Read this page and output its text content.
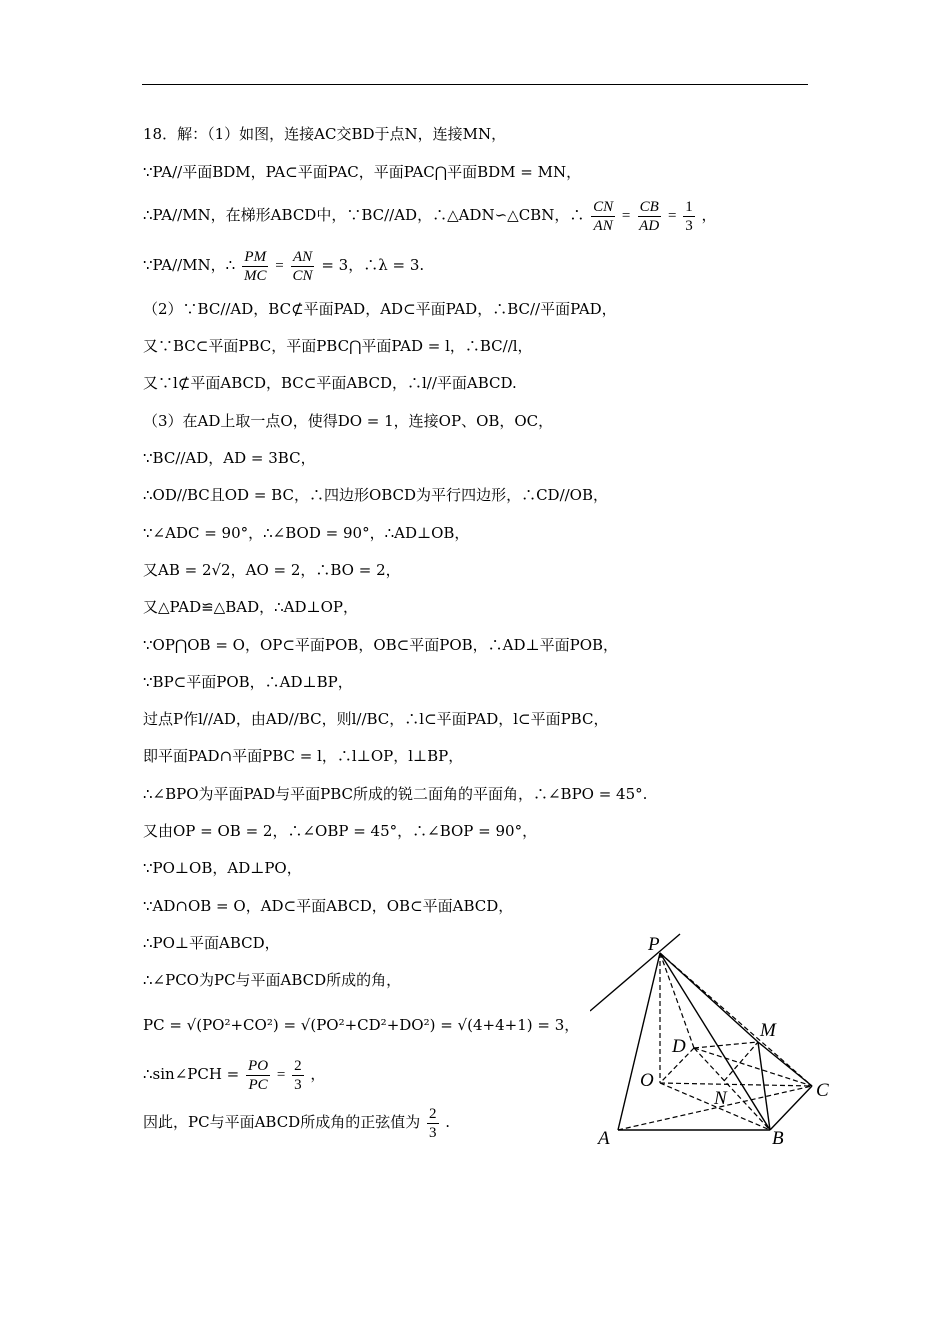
18．解：（1）如图，连接AC交BD于点N，连接MN，
∵PA//平面BDM，PA⊂平面PAC，平面PAC⋂平面BDM = MN，
∴PA//MN，在梯形ABCD中，∵BC//AD，∴△ADN∽△CBN，∴ $\frac{CN}{AN} = \frac{CB}{AD} = \frac{1}{3}$ ，
∵PA//MN，∴ $\frac{PM}{MC} = \frac{AN}{CN} = 3$，∴λ = 3.
（2）∵BC//AD，BC⊄平面PAD，AD⊂平面PAD，∴BC//平面PAD，
又∵BC⊂平面PBC，平面PBC⋂平面PAD = l，∴BC//l，
又∵l⊄平面ABCD，BC⊂平面ABCD，∴l//平面ABCD.
（3）在AD上取一点O，使得DO = 1，连接OP、OB，OC，
∵BC//AD，AD = 3BC，
∴OD//BC且OD = BC，∴四边形OBCD为平行四边形，∴CD//OB，
∵∠ADC = 90°，∴∠BOD = 90°，∴AD⊥OB，
又AB = 2√2，AO = 2，∴BO = 2，
又△PAD≌△BAD，∴AD⊥OP，
∵OP⋂OB = O，OP⊂平面POB，OB⊂平面POB，∴AD⊥平面POB，
∵BP⊂平面POB，∴AD⊥BP，
过点P作l//AD，由AD//BC，则l//BC，∴l⊂平面PAD，l⊂平面PBC，
即平面PAD∩平面PBC = l，∴l⊥OP，l⊥BP，
∴∠BPO为平面PAD与平面PBC所成的锐二面角的平面角，∴∠BPO = 45°.
又由OP = OB = 2，∴∠OBP = 45°，∴∠BOP = 90°，
∵PO⊥OB，AD⊥PO，
∵AD∩OB = O，AD⊂平面ABCD，OB⊂平面ABCD，
∴PO⊥平面ABCD，
∴∠PCO为PC与平面ABCD所成的角，
PC = √(PO²+CO²) = √(PO²+CD²+DO²) = √(4+4+1) = 3，
∴sin∠PCH = $\frac{PO}{PC} = \frac{2}{3}$ ，
因此，PC与平面ABCD所成角的正弦值为 $\frac{2}{3}$ .
P
M
D
O	C
N
A	B
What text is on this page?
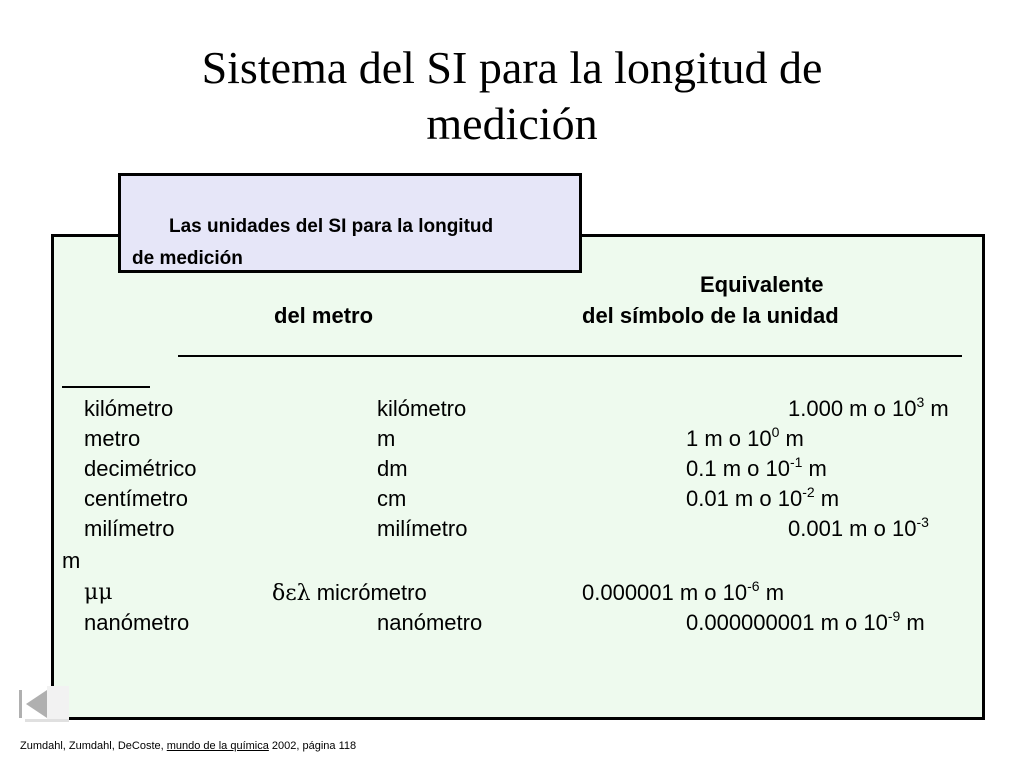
Sistema del SI para la longitud de
medición
Las unidades del SI para la longitud
de medición
Equivalente
del metro	del símbolo de la unidad
kilómetro	kilómetro	1.000 m o $10^3$ m
metro	m	1 m o $10^0$ m
decimétrico	dm	0.1 m o $10^{-1}$ m
centímetro	cm	0.01 m o $10^{-2}$ m
milímetro	milímetro	0.001 m o $10^{-3}$
m
μμ	δελ micrómetro	0.000001 m o $10^{-6}$ m
nanómetro	nanómetro	0.000000001 m o $10^{-9}$ m
Zumdahl, Zumdahl, DeCoste, mundo de la química 2002, página 118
━━━━
> [What is needed]:
Above are some records. Report the number of their lines that include "frac", and add nothing else.

> [In response]:
4